Stated task ▸ Output every line of the data exactly as it appears.

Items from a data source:
— start —

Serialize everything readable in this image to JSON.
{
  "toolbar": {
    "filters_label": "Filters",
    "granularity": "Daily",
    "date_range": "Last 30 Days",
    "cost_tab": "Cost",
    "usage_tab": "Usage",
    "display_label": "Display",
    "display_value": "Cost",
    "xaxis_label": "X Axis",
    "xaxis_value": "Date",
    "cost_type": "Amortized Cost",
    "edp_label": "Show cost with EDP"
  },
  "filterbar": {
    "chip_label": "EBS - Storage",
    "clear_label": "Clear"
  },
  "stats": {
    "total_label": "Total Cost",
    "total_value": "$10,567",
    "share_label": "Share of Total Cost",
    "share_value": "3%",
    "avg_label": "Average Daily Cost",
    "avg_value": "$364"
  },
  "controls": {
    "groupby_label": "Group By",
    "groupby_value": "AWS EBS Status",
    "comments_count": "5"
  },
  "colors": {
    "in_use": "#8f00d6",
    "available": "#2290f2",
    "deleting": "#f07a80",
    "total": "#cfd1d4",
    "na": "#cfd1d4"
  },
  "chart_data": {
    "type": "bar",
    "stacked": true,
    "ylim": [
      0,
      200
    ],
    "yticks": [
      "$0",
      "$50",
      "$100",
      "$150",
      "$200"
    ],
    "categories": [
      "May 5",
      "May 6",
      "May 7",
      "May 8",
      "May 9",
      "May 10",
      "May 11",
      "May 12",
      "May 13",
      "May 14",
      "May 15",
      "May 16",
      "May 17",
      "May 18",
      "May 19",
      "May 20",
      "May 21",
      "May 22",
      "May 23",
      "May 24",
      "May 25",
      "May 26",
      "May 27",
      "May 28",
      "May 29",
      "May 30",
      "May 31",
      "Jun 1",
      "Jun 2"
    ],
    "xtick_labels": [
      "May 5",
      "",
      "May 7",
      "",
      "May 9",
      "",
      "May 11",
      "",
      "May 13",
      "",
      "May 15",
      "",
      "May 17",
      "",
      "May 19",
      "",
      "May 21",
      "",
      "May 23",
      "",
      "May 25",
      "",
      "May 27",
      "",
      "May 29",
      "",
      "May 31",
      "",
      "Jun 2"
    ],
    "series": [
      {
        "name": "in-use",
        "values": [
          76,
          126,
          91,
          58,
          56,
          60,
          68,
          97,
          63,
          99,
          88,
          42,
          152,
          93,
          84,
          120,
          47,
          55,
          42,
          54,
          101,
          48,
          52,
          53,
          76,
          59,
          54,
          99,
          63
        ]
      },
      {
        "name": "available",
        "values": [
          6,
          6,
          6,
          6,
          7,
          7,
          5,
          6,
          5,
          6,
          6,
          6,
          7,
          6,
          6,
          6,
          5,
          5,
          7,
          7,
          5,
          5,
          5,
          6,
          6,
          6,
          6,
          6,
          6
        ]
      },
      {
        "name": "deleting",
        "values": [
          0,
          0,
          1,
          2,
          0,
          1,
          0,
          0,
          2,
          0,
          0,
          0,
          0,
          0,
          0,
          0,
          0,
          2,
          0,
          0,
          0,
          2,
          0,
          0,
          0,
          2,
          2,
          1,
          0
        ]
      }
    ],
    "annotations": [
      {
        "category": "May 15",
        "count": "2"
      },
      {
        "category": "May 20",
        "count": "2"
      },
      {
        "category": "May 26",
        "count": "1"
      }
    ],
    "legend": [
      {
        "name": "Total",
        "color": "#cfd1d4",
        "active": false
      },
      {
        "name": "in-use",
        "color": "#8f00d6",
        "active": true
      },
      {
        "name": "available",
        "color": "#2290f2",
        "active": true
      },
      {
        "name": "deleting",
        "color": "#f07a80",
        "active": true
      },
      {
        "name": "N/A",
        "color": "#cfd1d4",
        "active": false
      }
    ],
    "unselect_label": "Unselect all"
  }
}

— end —

Result below ▸
Serialize everything readable in this image to JSON.
{
  "toolbar": {
    "filters_label": "Filters",
    "granularity": "Daily",
    "date_range": "Last 30 Days",
    "cost_tab": "Cost",
    "usage_tab": "Usage",
    "display_label": "Display",
    "display_value": "Cost",
    "xaxis_label": "X Axis",
    "xaxis_value": "Date",
    "cost_type": "Amortized Cost",
    "edp_label": "Show cost with EDP"
  },
  "filterbar": {
    "chip_label": "EBS - Storage",
    "clear_label": "Clear"
  },
  "stats": {
    "total_label": "Total Cost",
    "total_value": "$10,567",
    "share_label": "Share of Total Cost",
    "share_value": "3%",
    "avg_label": "Average Daily Cost",
    "avg_value": "$364"
  },
  "controls": {
    "groupby_label": "Group By",
    "groupby_value": "AWS EBS Status",
    "comments_count": "5"
  },
  "colors": {
    "in_use": "#8f00d6",
    "available": "#2290f2",
    "deleting": "#f07a80",
    "total": "#cfd1d4",
    "na": "#cfd1d4"
  },
  "chart_data": {
    "type": "bar",
    "stacked": true,
    "ylim": [
      0,
      200
    ],
    "yticks": [
      "$0",
      "$50",
      "$100",
      "$150",
      "$200"
    ],
    "categories": [
      "May 5",
      "May 6",
      "May 7",
      "May 8",
      "May 9",
      "May 10",
      "May 11",
      "May 12",
      "May 13",
      "May 14",
      "May 15",
      "May 16",
      "May 17",
      "May 18",
      "May 19",
      "May 20",
      "May 21",
      "May 22",
      "May 23",
      "May 24",
      "May 25",
      "May 26",
      "May 27",
      "May 28",
      "May 29",
      "May 30",
      "May 31",
      "Jun 1",
      "Jun 2"
    ],
    "xtick_labels": [
      "May 5",
      "",
      "May 7",
      "",
      "May 9",
      "",
      "May 11",
      "",
      "May 13",
      "",
      "May 15",
      "",
      "May 17",
      "",
      "May 19",
      "",
      "May 21",
      "",
      "May 23",
      "",
      "May 25",
      "",
      "May 27",
      "",
      "May 29",
      "",
      "May 31",
      "",
      "Jun 2"
    ],
    "series": [
      {
        "name": "in-use",
        "values": [
          76,
          126,
          91,
          58,
          56,
          60,
          68,
          97,
          63,
          99,
          88,
          42,
          152,
          93,
          84,
          120,
          47,
          55,
          42,
          54,
          101,
          48,
          52,
          53,
          76,
          59,
          54,
          99,
          63
        ]
      },
      {
        "name": "available",
        "values": [
          6,
          6,
          6,
          6,
          7,
          7,
          5,
          6,
          5,
          6,
          6,
          6,
          7,
          6,
          6,
          6,
          5,
          5,
          7,
          7,
          5,
          5,
          5,
          6,
          6,
          6,
          6,
          6,
          6
        ]
      },
      {
        "name": "deleting",
        "values": [
          0,
          0,
          1,
          2,
          0,
          1,
          0,
          0,
          2,
          0,
          0,
          0,
          0,
          0,
          0,
          0,
          0,
          2,
          0,
          0,
          0,
          2,
          0,
          0,
          0,
          2,
          2,
          1,
          0
        ]
      }
    ],
    "annotations": [
      {
        "category": "May 15",
        "count": "2"
      },
      {
        "category": "May 20",
        "count": "2"
      },
      {
        "category": "May 26",
        "count": "1"
      }
    ],
    "legend": [
      {
        "name": "Total",
        "color": "#cfd1d4",
        "active": false
      },
      {
        "name": "in-use",
        "color": "#8f00d6",
        "active": true
      },
      {
        "name": "available",
        "color": "#2290f2",
        "active": true
      },
      {
        "name": "deleting",
        "color": "#f07a80",
        "active": true
      },
      {
        "name": "N/A",
        "color": "#cfd1d4",
        "active": false
      }
    ],
    "unselect_label": "Unselect all"
  }
}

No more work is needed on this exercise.